» **Objective**:
Output an exact reproduction of the data.

» **Supplied records**:
***
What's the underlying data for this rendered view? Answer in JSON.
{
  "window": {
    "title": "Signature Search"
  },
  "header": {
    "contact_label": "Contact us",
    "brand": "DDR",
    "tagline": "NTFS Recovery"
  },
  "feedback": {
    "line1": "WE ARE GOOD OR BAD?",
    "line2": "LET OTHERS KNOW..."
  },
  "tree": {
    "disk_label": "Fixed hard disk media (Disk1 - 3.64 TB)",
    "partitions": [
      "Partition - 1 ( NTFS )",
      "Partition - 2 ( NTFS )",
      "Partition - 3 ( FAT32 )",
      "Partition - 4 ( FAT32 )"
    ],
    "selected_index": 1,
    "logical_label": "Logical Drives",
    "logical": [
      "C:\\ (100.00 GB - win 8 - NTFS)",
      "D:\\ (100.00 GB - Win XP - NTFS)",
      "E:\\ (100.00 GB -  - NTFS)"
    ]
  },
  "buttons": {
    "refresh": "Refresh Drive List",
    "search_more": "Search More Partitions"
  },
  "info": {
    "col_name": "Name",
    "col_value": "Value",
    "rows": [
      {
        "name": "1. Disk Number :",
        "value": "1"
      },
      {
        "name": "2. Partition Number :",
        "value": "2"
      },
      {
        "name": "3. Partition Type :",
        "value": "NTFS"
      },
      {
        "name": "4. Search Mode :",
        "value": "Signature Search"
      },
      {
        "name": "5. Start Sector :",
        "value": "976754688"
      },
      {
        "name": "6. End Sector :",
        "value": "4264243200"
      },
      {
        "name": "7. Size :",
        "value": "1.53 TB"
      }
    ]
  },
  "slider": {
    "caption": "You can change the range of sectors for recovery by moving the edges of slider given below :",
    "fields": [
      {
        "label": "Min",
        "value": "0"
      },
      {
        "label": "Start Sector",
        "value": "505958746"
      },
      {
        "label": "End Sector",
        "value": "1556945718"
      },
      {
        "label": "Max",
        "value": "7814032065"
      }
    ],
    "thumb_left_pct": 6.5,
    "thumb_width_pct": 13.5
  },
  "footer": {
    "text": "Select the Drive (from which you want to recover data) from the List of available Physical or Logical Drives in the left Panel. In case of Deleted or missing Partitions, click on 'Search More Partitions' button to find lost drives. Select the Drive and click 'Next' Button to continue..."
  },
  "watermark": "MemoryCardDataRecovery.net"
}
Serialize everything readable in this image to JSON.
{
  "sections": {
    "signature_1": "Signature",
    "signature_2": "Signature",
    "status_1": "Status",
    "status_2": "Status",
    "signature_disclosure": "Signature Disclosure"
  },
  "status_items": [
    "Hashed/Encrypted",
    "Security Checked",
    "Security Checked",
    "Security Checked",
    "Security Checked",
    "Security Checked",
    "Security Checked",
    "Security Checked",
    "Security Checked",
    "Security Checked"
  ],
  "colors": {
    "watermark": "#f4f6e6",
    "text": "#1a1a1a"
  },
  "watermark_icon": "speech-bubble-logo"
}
***
» **Task response**:
What's the underlying data for this rendered view? Answer in JSON.
{
  "window": {
    "title": "Signature Search"
  },
  "header": {
    "contact_label": "Contact us",
    "brand": "DDR",
    "tagline": "NTFS Recovery"
  },
  "feedback": {
    "line1": "WE ARE GOOD OR BAD?",
    "line2": "LET OTHERS KNOW..."
  },
  "tree": {
    "disk_label": "Fixed hard disk media (Disk1 - 3.64 TB)",
    "partitions": [
      "Partition - 1 ( NTFS )",
      "Partition - 2 ( NTFS )",
      "Partition - 3 ( FAT32 )",
      "Partition - 4 ( FAT32 )"
    ],
    "selected_index": 1,
    "logical_label": "Logical Drives",
    "logical": [
      "C:\\ (100.00 GB - win 8 - NTFS)",
      "D:\\ (100.00 GB - Win XP - NTFS)",
      "E:\\ (100.00 GB -  - NTFS)"
    ]
  },
  "buttons": {
    "refresh": "Refresh Drive List",
    "search_more": "Search More Partitions"
  },
  "info": {
    "col_name": "Name",
    "col_value": "Value",
    "rows": [
      {
        "name": "1. Disk Number :",
        "value": "1"
      },
      {
        "name": "2. Partition Number :",
        "value": "2"
      },
      {
        "name": "3. Partition Type :",
        "value": "NTFS"
      },
      {
        "name": "4. Search Mode :",
        "value": "Signature Search"
      },
      {
        "name": "5. Start Sector :",
        "value": "976754688"
      },
      {
        "name": "6. End Sector :",
        "value": "4264243200"
      },
      {
        "name": "7. Size :",
        "value": "1.53 TB"
      }
    ]
  },
  "slider": {
    "caption": "You can change the range of sectors for recovery by moving the edges of slider given below :",
    "fields": [
      {
        "label": "Min",
        "value": "0"
      },
      {
        "label": "Start Sector",
        "value": "505958746"
      },
      {
        "label": "End Sector",
        "value": "1556945718"
      },
      {
        "label": "Max",
        "value": "7814032065"
      }
    ],
    "thumb_left_pct": 6.5,
    "thumb_width_pct": 13.5
  },
  "footer": {
    "text": "Select the Drive (from which you want to recover data) from the List of available Physical or Logical Drives in the left Panel. In case of Deleted or missing Partitions, click on 'Search More Partitions' button to find lost drives. Select the Drive and click 'Next' Button to continue..."
  },
  "watermark": "MemoryCardDataRecovery.net"
}
Serialize everything readable in this image to JSON.
{
  "sections": {
    "signature_1": "Signature",
    "signature_2": "Signature",
    "status_1": "Status",
    "status_2": "Status",
    "signature_disclosure": "Signature Disclosure"
  },
  "status_items": [
    "Hashed/Encrypted",
    "Security Checked",
    "Security Checked",
    "Security Checked",
    "Security Checked",
    "Security Checked",
    "Security Checked",
    "Security Checked",
    "Security Checked",
    "Security Checked"
  ],
  "colors": {
    "watermark": "#f4f6e6",
    "text": "#1a1a1a"
  },
  "watermark_icon": "speech-bubble-logo"
}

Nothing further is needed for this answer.